===== Stored records

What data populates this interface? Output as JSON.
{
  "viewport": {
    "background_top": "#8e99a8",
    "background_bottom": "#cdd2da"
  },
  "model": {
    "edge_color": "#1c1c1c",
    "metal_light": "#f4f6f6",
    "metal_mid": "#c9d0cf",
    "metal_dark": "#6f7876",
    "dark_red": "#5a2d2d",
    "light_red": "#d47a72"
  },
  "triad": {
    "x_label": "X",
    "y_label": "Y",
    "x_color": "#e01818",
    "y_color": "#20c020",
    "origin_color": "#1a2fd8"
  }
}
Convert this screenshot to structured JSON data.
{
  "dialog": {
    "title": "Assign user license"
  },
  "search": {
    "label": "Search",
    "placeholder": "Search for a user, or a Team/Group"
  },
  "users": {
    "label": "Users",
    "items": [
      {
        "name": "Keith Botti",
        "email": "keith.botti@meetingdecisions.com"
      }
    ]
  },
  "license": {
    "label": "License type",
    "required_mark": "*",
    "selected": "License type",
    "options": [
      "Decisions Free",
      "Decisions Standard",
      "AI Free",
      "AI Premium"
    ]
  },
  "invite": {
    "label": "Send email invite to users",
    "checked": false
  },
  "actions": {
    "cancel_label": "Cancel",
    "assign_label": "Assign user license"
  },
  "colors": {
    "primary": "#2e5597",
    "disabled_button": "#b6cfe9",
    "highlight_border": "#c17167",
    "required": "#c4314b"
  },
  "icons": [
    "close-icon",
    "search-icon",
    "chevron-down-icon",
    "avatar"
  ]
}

==========

*Set task:* Extract the whole listing, character for character.

*Solution for this exercise:*
What data populates this interface? Output as JSON.
{
  "viewport": {
    "background_top": "#8e99a8",
    "background_bottom": "#cdd2da"
  },
  "model": {
    "edge_color": "#1c1c1c",
    "metal_light": "#f4f6f6",
    "metal_mid": "#c9d0cf",
    "metal_dark": "#6f7876",
    "dark_red": "#5a2d2d",
    "light_red": "#d47a72"
  },
  "triad": {
    "x_label": "X",
    "y_label": "Y",
    "x_color": "#e01818",
    "y_color": "#20c020",
    "origin_color": "#1a2fd8"
  }
}
Convert this screenshot to structured JSON data.
{
  "dialog": {
    "title": "Assign user license"
  },
  "search": {
    "label": "Search",
    "placeholder": "Search for a user, or a Team/Group"
  },
  "users": {
    "label": "Users",
    "items": [
      {
        "name": "Keith Botti",
        "email": "keith.botti@meetingdecisions.com"
      }
    ]
  },
  "license": {
    "label": "License type",
    "required_mark": "*",
    "selected": "License type",
    "options": [
      "Decisions Free",
      "Decisions Standard",
      "AI Free",
      "AI Premium"
    ]
  },
  "invite": {
    "label": "Send email invite to users",
    "checked": false
  },
  "actions": {
    "cancel_label": "Cancel",
    "assign_label": "Assign user license"
  },
  "colors": {
    "primary": "#2e5597",
    "disabled_button": "#b6cfe9",
    "highlight_border": "#c17167",
    "required": "#c4314b"
  },
  "icons": [
    "close-icon",
    "search-icon",
    "chevron-down-icon",
    "avatar"
  ]
}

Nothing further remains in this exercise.